Source data
***

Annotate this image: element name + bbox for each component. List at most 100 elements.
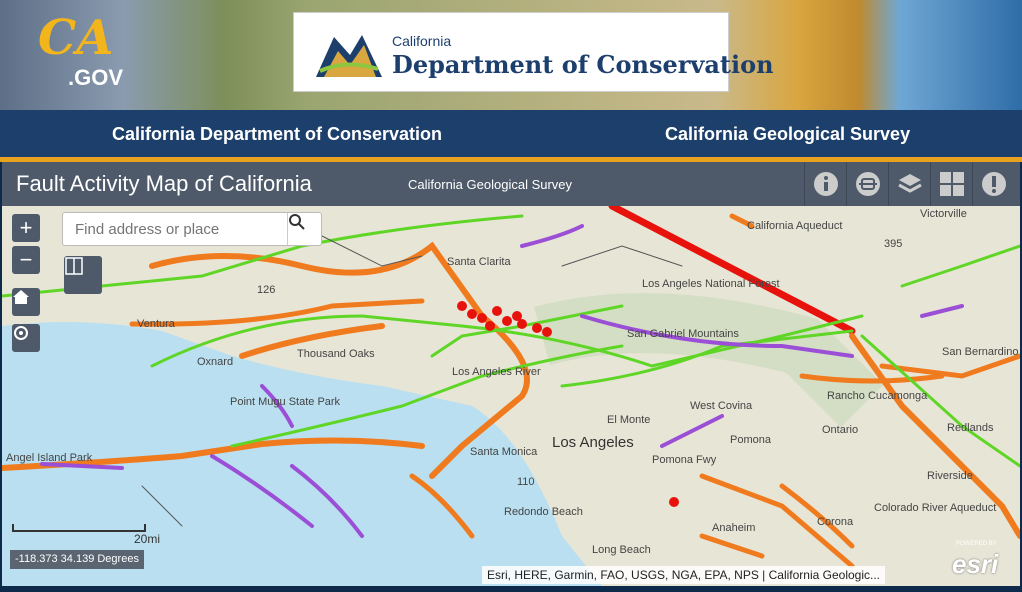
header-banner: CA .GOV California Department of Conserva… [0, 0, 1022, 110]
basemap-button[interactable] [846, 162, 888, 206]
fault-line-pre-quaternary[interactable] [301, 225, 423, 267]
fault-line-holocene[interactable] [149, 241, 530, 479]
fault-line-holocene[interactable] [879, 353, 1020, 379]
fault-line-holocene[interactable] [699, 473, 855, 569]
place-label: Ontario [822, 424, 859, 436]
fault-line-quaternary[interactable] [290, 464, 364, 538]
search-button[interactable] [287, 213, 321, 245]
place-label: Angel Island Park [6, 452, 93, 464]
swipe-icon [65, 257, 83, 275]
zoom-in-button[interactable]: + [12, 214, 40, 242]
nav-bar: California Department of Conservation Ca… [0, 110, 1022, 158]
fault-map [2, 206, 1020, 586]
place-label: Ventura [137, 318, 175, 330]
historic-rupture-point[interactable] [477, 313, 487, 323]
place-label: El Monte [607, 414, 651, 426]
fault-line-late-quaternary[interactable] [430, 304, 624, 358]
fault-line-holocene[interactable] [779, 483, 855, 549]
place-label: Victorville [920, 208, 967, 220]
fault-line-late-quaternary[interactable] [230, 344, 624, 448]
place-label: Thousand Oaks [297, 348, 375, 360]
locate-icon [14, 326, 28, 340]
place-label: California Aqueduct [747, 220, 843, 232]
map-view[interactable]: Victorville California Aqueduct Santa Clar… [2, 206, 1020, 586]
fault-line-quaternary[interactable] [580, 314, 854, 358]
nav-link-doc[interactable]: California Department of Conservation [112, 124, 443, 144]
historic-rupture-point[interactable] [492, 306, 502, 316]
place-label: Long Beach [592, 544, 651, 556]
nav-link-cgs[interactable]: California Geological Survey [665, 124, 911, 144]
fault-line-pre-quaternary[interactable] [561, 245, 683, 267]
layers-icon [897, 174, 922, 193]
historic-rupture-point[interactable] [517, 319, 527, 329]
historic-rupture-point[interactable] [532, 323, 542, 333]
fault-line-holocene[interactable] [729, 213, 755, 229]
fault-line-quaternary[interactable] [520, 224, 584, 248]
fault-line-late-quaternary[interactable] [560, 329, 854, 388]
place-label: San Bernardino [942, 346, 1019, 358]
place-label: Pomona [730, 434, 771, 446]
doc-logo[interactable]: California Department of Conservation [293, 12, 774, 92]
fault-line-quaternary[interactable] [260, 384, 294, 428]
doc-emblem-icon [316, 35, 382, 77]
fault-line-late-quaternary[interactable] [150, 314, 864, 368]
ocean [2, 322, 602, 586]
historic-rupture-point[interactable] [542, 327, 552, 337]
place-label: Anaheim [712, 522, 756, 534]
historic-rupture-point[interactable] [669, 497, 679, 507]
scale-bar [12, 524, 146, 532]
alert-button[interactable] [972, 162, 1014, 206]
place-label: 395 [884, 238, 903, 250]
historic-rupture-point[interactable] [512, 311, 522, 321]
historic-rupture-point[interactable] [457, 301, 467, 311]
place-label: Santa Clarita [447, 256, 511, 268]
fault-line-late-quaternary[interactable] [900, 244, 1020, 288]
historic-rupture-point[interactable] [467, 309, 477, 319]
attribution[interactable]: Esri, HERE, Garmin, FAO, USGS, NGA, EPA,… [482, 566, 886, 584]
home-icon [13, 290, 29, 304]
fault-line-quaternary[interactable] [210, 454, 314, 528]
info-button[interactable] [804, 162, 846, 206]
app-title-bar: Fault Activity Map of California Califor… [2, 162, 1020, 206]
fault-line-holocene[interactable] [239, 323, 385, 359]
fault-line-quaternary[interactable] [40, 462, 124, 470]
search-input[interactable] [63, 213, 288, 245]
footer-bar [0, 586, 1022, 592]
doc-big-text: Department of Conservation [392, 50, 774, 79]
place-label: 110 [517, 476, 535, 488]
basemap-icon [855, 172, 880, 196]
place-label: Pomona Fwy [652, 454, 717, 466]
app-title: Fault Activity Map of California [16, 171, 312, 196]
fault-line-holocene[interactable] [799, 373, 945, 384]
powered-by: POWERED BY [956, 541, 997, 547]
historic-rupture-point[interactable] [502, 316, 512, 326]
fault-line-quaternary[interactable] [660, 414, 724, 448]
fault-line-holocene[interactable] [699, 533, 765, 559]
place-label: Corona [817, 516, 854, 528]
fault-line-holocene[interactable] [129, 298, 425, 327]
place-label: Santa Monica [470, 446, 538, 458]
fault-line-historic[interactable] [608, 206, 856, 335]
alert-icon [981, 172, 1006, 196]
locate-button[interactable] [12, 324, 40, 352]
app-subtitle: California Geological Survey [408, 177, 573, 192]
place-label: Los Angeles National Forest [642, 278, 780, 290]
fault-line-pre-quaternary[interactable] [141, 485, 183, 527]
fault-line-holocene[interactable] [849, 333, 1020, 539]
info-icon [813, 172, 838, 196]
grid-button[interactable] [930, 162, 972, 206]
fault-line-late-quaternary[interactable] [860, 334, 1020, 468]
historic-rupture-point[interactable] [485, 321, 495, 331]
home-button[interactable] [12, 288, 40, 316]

***

§ **Short exercise**
Write out the source data again, swapping "historic-rupture-point" for "rupture-marker" everywhere it occurs and keeping every other character the same. Omit the pictures from your answer.

§ **Result of this exercise**
Annotate this image: element name + bbox for each component. List at most 100 elements.
header-banner: CA .GOV California Department of Conserva… [0, 0, 1022, 110]
basemap-button[interactable] [846, 162, 888, 206]
fault-line-pre-quaternary[interactable] [301, 225, 423, 267]
fault-line-holocene[interactable] [149, 241, 530, 479]
fault-line-holocene[interactable] [879, 353, 1020, 379]
fault-line-holocene[interactable] [699, 473, 855, 569]
place-label: Ontario [822, 424, 859, 436]
fault-line-quaternary[interactable] [290, 464, 364, 538]
search-button[interactable] [287, 213, 321, 245]
place-label: Angel Island Park [6, 452, 93, 464]
swipe-icon [65, 257, 83, 275]
zoom-in-button[interactable]: + [12, 214, 40, 242]
nav-bar: California Department of Conservation Ca… [0, 110, 1022, 158]
fault-map [2, 206, 1020, 586]
place-label: Ventura [137, 318, 175, 330]
rupture-marker[interactable] [477, 313, 487, 323]
place-label: El Monte [607, 414, 651, 426]
fault-line-late-quaternary[interactable] [430, 304, 624, 358]
fault-line-holocene[interactable] [779, 483, 855, 549]
place-label: Victorville [920, 208, 967, 220]
fault-line-late-quaternary[interactable] [230, 344, 624, 448]
place-label: Thousand Oaks [297, 348, 375, 360]
locate-icon [14, 326, 28, 340]
place-label: California Aqueduct [747, 220, 843, 232]
map-view[interactable]: Victorville California Aqueduct Santa Clar… [2, 206, 1020, 586]
fault-line-quaternary[interactable] [580, 314, 854, 358]
nav-link-doc[interactable]: California Department of Conservation [112, 124, 443, 144]
rupture-marker[interactable] [492, 306, 502, 316]
place-label: Long Beach [592, 544, 651, 556]
nav-link-cgs[interactable]: California Geological Survey [665, 124, 911, 144]
fault-line-pre-quaternary[interactable] [561, 245, 683, 267]
layers-icon [897, 174, 922, 193]
rupture-marker[interactable] [517, 319, 527, 329]
rupture-marker[interactable] [532, 323, 542, 333]
fault-line-holocene[interactable] [729, 213, 755, 229]
fault-line-quaternary[interactable] [520, 224, 584, 248]
fault-line-late-quaternary[interactable] [560, 329, 854, 388]
place-label: San Bernardino [942, 346, 1019, 358]
place-label: Pomona [730, 434, 771, 446]
doc-logo[interactable]: California Department of Conservation [293, 12, 774, 92]
fault-line-quaternary[interactable] [260, 384, 294, 428]
doc-emblem-icon [316, 35, 382, 77]
fault-line-late-quaternary[interactable] [150, 314, 864, 368]
ocean [2, 322, 602, 586]
rupture-marker[interactable] [542, 327, 552, 337]
place-label: Anaheim [712, 522, 756, 534]
rupture-marker[interactable] [669, 497, 679, 507]
scale-bar [12, 524, 146, 532]
alert-button[interactable] [972, 162, 1014, 206]
place-label: 395 [884, 238, 903, 250]
rupture-marker[interactable] [512, 311, 522, 321]
rupture-marker[interactable] [457, 301, 467, 311]
place-label: Santa Clarita [447, 256, 511, 268]
fault-line-late-quaternary[interactable] [900, 244, 1020, 288]
rupture-marker[interactable] [467, 309, 477, 319]
attribution[interactable]: Esri, HERE, Garmin, FAO, USGS, NGA, EPA,… [482, 566, 886, 584]
home-icon [13, 290, 29, 304]
fault-line-quaternary[interactable] [210, 454, 314, 528]
info-button[interactable] [804, 162, 846, 206]
app-title-bar: Fault Activity Map of California Califor… [2, 162, 1020, 206]
fault-line-holocene[interactable] [239, 323, 385, 359]
fault-line-quaternary[interactable] [40, 462, 124, 470]
search-input[interactable] [63, 213, 288, 245]
footer-bar [0, 586, 1022, 592]
doc-big-text: Department of Conservation [392, 50, 774, 79]
place-label: 110 [517, 476, 535, 488]
basemap-icon [855, 172, 880, 196]
place-label: Pomona Fwy [652, 454, 717, 466]
app-title: Fault Activity Map of California [16, 171, 312, 196]
fault-line-holocene[interactable] [799, 373, 945, 384]
powered-by: POWERED BY [956, 541, 997, 547]
rupture-marker[interactable] [502, 316, 512, 326]
fault-line-quaternary[interactable] [660, 414, 724, 448]
fault-line-holocene[interactable] [699, 533, 765, 559]
place-label: Corona [817, 516, 854, 528]
fault-line-holocene[interactable] [129, 298, 425, 327]
place-label: Santa Monica [470, 446, 538, 458]
fault-line-historic[interactable] [608, 206, 856, 335]
alert-icon [981, 172, 1006, 196]
locate-button[interactable] [12, 324, 40, 352]
app-subtitle: California Geological Survey [408, 177, 573, 192]
place-label: Los Angeles National Forest [642, 278, 780, 290]
fault-line-pre-quaternary[interactable] [141, 485, 183, 527]
fault-line-holocene[interactable] [849, 333, 1020, 539]
info-icon [813, 172, 838, 196]
grid-button[interactable] [930, 162, 972, 206]
fault-line-late-quaternary[interactable] [860, 334, 1020, 468]
rupture-marker[interactable] [485, 321, 495, 331]
home-button[interactable] [12, 288, 40, 316]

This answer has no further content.